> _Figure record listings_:
## start

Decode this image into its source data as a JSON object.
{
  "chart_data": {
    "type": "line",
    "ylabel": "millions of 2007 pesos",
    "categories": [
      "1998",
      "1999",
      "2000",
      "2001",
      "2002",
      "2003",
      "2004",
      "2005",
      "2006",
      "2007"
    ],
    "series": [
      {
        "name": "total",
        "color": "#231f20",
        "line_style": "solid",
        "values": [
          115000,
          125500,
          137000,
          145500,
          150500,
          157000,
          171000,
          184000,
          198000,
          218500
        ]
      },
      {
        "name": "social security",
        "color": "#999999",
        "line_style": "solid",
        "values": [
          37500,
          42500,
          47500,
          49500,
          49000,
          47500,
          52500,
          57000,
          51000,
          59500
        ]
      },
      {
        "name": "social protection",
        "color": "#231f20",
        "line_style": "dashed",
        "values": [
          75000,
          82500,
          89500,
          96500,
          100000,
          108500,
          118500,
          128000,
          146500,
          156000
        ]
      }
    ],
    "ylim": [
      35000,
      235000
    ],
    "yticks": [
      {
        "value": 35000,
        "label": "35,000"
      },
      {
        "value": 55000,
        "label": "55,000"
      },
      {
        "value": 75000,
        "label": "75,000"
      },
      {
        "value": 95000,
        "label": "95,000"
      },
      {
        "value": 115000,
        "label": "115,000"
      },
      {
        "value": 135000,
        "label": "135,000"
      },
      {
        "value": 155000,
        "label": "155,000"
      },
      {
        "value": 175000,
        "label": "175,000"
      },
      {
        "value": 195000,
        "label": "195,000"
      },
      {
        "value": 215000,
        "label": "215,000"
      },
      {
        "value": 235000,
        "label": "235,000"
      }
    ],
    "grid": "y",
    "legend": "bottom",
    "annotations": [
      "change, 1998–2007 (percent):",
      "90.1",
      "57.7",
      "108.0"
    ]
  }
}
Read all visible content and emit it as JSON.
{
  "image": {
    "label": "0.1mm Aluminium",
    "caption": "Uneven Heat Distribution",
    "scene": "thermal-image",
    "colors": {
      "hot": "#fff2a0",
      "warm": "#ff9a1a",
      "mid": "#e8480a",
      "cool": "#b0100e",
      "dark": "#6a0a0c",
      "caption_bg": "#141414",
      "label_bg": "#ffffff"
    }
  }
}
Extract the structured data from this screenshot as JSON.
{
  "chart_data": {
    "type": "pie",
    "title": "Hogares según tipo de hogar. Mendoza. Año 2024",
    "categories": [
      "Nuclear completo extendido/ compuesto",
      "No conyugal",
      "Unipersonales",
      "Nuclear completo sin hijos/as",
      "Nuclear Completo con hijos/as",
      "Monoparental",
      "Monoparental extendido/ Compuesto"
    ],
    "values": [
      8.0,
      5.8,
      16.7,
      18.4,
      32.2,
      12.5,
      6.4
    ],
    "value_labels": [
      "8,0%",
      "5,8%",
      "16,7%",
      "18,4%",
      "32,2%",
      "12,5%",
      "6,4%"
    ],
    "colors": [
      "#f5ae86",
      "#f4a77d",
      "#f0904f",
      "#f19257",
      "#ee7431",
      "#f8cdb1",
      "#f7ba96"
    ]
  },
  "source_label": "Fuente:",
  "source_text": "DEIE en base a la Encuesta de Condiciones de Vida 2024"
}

## end

> _Task description_:
Please restate the records in full, word for word.

> _Complete answer_:
Decode this image into its source data as a JSON object.
{
  "chart_data": {
    "type": "line",
    "ylabel": "millions of 2007 pesos",
    "categories": [
      "1998",
      "1999",
      "2000",
      "2001",
      "2002",
      "2003",
      "2004",
      "2005",
      "2006",
      "2007"
    ],
    "series": [
      {
        "name": "total",
        "color": "#231f20",
        "line_style": "solid",
        "values": [
          115000,
          125500,
          137000,
          145500,
          150500,
          157000,
          171000,
          184000,
          198000,
          218500
        ]
      },
      {
        "name": "social security",
        "color": "#999999",
        "line_style": "solid",
        "values": [
          37500,
          42500,
          47500,
          49500,
          49000,
          47500,
          52500,
          57000,
          51000,
          59500
        ]
      },
      {
        "name": "social protection",
        "color": "#231f20",
        "line_style": "dashed",
        "values": [
          75000,
          82500,
          89500,
          96500,
          100000,
          108500,
          118500,
          128000,
          146500,
          156000
        ]
      }
    ],
    "ylim": [
      35000,
      235000
    ],
    "yticks": [
      {
        "value": 35000,
        "label": "35,000"
      },
      {
        "value": 55000,
        "label": "55,000"
      },
      {
        "value": 75000,
        "label": "75,000"
      },
      {
        "value": 95000,
        "label": "95,000"
      },
      {
        "value": 115000,
        "label": "115,000"
      },
      {
        "value": 135000,
        "label": "135,000"
      },
      {
        "value": 155000,
        "label": "155,000"
      },
      {
        "value": 175000,
        "label": "175,000"
      },
      {
        "value": 195000,
        "label": "195,000"
      },
      {
        "value": 215000,
        "label": "215,000"
      },
      {
        "value": 235000,
        "label": "235,000"
      }
    ],
    "grid": "y",
    "legend": "bottom",
    "annotations": [
      "change, 1998–2007 (percent):",
      "90.1",
      "57.7",
      "108.0"
    ]
  }
}
Read all visible content and emit it as JSON.
{
  "image": {
    "label": "0.1mm Aluminium",
    "caption": "Uneven Heat Distribution",
    "scene": "thermal-image",
    "colors": {
      "hot": "#fff2a0",
      "warm": "#ff9a1a",
      "mid": "#e8480a",
      "cool": "#b0100e",
      "dark": "#6a0a0c",
      "caption_bg": "#141414",
      "label_bg": "#ffffff"
    }
  }
}
Extract the structured data from this screenshot as JSON.
{
  "chart_data": {
    "type": "pie",
    "title": "Hogares según tipo de hogar. Mendoza. Año 2024",
    "categories": [
      "Nuclear completo extendido/ compuesto",
      "No conyugal",
      "Unipersonales",
      "Nuclear completo sin hijos/as",
      "Nuclear Completo con hijos/as",
      "Monoparental",
      "Monoparental extendido/ Compuesto"
    ],
    "values": [
      8.0,
      5.8,
      16.7,
      18.4,
      32.2,
      12.5,
      6.4
    ],
    "value_labels": [
      "8,0%",
      "5,8%",
      "16,7%",
      "18,4%",
      "32,2%",
      "12,5%",
      "6,4%"
    ],
    "colors": [
      "#f5ae86",
      "#f4a77d",
      "#f0904f",
      "#f19257",
      "#ee7431",
      "#f8cdb1",
      "#f7ba96"
    ]
  },
  "source_label": "Fuente:",
  "source_text": "DEIE en base a la Encuesta de Condiciones de Vida 2024"
}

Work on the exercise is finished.